━━ Provided entries
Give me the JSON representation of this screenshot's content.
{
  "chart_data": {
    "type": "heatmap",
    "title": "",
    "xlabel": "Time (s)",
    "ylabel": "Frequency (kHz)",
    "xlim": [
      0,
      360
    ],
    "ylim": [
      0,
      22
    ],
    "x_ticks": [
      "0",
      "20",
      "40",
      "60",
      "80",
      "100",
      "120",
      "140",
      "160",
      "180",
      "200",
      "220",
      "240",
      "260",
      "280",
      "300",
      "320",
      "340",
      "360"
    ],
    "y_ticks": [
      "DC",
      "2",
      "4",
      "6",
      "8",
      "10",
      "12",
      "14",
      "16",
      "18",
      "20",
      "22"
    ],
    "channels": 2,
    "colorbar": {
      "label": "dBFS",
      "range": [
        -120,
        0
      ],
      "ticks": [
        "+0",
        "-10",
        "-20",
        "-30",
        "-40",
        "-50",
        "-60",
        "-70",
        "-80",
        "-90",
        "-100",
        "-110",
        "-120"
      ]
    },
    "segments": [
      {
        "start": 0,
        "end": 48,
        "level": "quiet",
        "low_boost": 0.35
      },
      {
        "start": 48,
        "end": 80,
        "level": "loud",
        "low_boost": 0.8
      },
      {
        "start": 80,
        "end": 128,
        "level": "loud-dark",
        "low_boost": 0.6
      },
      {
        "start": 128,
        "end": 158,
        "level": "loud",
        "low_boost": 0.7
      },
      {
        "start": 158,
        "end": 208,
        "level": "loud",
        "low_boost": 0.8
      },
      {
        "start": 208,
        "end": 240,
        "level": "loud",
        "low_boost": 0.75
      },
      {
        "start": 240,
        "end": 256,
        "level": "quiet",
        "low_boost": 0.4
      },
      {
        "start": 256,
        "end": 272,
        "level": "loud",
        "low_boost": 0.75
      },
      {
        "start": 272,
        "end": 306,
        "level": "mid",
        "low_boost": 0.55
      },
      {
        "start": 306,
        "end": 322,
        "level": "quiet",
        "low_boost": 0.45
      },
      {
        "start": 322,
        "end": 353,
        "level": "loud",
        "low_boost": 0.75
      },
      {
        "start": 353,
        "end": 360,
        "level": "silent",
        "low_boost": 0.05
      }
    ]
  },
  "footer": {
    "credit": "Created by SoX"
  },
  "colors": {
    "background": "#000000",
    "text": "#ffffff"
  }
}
━━━━
━━ Provided entries
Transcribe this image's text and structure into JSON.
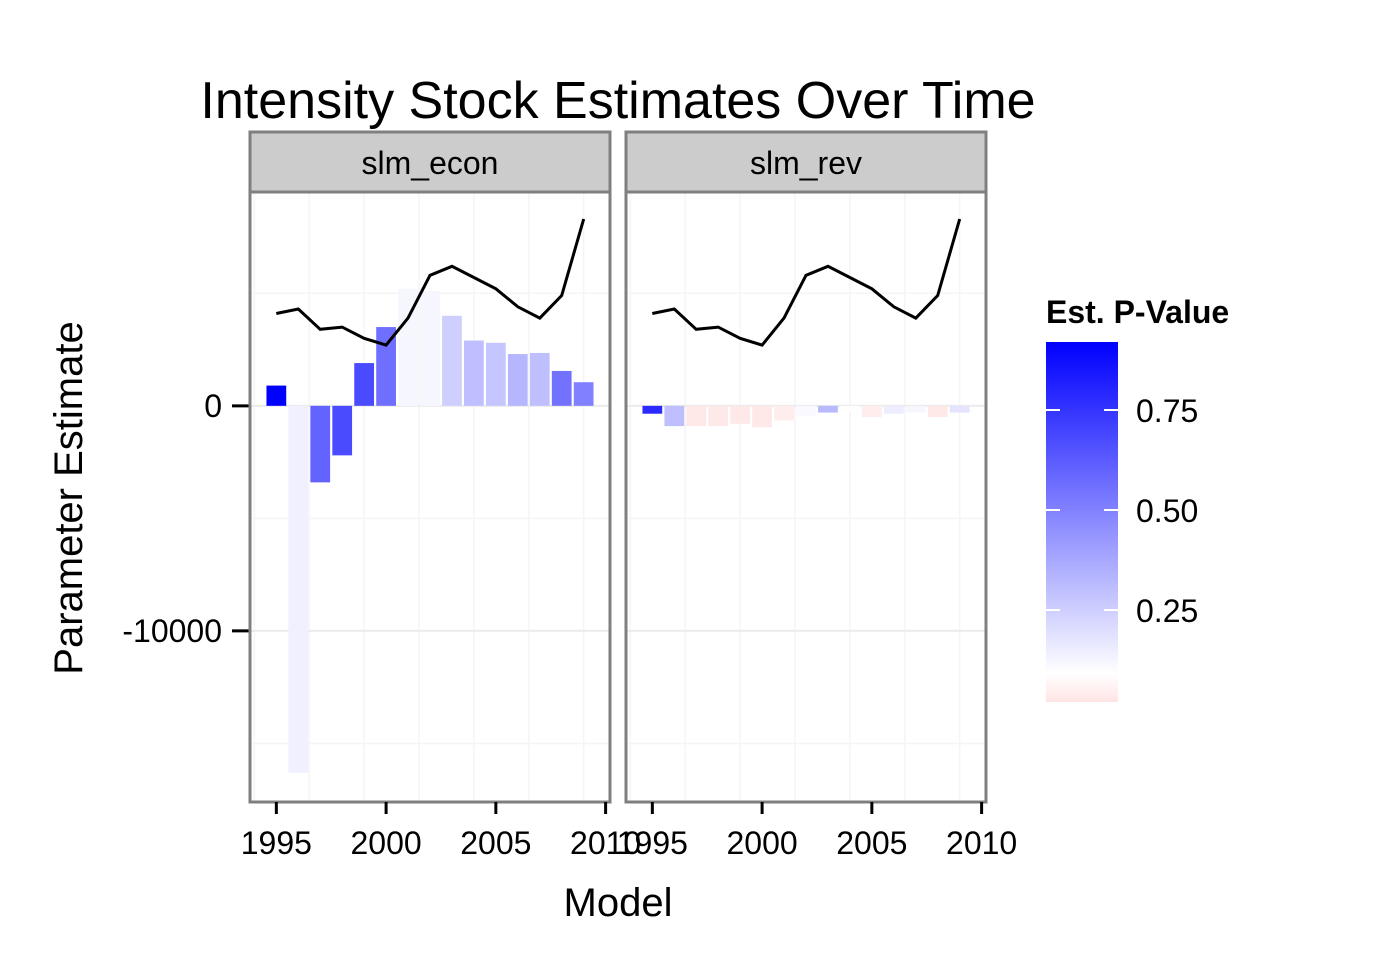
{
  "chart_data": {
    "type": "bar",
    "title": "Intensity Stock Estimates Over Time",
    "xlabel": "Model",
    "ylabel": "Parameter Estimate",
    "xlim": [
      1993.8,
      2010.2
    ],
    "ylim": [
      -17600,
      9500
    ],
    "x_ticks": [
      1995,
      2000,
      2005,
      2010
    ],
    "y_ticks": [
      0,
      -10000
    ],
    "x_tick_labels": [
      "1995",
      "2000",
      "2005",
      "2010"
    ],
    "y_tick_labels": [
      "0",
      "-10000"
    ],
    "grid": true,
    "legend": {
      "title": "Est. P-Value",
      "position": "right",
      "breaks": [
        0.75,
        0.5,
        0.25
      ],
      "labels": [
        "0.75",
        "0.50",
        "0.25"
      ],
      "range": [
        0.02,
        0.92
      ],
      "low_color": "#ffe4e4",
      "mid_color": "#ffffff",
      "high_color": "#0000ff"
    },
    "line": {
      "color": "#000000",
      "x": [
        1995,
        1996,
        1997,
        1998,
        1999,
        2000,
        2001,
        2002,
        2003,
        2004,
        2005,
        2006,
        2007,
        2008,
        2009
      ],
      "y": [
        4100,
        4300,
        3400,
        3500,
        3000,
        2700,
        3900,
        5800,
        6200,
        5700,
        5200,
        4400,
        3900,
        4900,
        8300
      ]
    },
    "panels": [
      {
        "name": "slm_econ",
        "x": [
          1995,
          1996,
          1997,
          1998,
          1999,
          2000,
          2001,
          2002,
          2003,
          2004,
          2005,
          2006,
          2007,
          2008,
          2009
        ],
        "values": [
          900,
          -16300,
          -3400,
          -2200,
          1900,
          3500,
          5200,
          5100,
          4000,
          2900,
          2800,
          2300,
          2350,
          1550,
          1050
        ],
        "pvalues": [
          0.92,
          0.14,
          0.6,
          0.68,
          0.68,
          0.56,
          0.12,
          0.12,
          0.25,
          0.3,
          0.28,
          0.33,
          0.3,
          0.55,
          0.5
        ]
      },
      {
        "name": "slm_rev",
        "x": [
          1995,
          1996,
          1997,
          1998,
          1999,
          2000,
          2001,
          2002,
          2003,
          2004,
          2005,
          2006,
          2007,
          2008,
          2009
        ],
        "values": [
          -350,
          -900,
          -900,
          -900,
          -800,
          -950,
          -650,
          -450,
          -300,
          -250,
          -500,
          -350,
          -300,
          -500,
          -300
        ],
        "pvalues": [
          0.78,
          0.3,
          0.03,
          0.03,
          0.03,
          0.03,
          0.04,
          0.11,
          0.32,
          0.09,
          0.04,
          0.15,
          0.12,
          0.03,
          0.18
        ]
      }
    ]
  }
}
━━━━
Copy every line of the listing where the word "title" appears.

    "title": "",
    "title": "Intensity Stock Estimates Over Time",
      "title": "Est. P-Value",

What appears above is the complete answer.